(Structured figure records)
------
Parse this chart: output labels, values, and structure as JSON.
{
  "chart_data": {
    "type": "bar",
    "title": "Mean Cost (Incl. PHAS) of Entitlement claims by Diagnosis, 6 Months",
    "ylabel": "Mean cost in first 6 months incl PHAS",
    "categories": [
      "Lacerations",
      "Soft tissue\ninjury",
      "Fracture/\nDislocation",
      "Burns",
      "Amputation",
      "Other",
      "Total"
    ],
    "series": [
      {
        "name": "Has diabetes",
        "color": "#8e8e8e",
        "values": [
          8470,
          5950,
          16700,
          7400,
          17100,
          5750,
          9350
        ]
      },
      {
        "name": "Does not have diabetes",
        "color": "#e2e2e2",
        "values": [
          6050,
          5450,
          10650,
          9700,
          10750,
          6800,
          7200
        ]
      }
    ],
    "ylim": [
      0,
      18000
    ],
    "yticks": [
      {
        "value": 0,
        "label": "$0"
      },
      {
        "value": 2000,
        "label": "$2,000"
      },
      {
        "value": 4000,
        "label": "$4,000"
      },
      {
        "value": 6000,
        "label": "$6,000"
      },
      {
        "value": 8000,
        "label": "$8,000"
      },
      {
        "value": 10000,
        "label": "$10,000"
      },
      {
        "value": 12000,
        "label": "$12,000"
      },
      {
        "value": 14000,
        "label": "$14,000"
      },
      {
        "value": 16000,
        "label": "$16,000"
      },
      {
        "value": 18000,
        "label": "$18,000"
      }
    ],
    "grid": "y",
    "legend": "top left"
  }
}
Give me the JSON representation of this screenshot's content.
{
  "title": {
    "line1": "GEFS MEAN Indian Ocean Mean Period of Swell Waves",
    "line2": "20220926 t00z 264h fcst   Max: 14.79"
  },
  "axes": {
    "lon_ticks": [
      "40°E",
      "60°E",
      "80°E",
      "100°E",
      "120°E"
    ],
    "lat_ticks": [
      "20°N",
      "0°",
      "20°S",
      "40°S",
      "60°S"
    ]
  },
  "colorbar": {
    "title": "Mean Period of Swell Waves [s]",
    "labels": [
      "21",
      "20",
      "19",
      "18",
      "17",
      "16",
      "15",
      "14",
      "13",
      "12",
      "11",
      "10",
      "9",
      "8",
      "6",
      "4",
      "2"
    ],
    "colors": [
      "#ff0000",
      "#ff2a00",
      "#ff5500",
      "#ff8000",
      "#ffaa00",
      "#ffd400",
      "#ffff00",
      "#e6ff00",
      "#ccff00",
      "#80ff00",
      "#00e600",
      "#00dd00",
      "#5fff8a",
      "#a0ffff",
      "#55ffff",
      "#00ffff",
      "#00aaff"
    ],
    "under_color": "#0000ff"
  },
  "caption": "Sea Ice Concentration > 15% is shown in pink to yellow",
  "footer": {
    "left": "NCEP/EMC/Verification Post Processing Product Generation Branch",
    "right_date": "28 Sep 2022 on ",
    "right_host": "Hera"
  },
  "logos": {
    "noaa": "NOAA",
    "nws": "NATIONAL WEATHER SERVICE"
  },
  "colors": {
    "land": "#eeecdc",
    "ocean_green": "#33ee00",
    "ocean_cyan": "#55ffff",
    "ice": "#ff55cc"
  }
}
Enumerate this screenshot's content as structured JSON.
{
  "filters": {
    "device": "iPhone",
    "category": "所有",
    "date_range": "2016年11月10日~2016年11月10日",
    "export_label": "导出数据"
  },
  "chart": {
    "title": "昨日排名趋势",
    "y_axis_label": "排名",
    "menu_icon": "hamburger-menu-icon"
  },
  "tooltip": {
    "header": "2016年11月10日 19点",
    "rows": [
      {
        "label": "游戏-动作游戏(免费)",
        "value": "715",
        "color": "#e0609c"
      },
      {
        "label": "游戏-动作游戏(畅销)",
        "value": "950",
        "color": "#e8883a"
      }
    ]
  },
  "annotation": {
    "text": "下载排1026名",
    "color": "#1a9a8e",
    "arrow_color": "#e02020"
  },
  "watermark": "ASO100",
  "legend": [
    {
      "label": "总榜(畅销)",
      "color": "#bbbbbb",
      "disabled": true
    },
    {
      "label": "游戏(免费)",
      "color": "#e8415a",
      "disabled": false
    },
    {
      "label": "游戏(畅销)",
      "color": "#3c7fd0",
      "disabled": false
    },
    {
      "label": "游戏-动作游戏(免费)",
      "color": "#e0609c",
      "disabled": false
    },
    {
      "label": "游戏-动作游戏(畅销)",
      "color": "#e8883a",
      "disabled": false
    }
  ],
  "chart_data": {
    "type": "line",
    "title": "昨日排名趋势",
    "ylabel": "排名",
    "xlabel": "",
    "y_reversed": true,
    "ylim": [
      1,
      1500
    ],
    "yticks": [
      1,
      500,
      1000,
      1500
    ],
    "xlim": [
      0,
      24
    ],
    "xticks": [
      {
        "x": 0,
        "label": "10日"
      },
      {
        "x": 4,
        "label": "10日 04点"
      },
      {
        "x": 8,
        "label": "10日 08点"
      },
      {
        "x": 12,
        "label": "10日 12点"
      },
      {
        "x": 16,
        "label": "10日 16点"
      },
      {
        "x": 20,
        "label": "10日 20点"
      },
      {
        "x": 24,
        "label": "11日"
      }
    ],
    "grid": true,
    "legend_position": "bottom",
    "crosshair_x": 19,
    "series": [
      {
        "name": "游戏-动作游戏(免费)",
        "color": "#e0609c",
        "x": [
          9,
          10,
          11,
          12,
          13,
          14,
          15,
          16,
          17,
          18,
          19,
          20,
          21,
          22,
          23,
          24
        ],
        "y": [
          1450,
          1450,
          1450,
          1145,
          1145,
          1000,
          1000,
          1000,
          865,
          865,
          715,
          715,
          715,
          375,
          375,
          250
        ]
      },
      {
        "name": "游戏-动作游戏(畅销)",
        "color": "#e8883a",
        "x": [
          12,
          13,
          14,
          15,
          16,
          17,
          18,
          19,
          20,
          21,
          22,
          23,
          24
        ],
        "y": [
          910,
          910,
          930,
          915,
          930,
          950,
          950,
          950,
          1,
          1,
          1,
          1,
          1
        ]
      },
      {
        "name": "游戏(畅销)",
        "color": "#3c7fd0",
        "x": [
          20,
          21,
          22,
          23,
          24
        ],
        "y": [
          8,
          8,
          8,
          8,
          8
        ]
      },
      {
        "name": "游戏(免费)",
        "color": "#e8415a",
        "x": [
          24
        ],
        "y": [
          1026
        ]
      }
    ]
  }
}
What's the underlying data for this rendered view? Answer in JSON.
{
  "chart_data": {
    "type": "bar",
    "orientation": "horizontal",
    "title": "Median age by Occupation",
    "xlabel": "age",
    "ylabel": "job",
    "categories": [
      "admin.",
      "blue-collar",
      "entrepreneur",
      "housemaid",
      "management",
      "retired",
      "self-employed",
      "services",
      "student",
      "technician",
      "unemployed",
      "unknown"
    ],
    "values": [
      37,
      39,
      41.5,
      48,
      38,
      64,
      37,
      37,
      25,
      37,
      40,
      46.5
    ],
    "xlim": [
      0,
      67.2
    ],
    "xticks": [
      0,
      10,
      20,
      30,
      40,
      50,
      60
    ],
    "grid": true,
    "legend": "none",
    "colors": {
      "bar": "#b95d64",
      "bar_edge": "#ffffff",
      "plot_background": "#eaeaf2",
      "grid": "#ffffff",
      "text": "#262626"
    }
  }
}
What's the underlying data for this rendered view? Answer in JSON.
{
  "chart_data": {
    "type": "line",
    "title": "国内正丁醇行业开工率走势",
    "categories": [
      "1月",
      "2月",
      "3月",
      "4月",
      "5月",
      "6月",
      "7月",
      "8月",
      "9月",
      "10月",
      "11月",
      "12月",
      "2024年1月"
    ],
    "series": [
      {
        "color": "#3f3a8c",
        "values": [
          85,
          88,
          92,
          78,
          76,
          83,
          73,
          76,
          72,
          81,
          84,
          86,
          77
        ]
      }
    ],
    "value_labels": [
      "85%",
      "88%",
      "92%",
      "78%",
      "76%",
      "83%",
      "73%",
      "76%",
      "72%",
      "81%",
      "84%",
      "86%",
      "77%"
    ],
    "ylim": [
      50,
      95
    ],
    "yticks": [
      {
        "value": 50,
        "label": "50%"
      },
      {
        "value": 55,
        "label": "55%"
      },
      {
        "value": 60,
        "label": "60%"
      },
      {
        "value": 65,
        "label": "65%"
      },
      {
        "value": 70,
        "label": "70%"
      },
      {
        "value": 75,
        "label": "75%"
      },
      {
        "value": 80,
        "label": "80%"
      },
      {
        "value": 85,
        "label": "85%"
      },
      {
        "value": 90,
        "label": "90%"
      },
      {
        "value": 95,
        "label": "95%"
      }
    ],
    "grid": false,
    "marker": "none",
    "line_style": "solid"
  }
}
------
State how many lines of the listing above hold the word "title", with nothing but the number.

» TASK SOLUTION: 7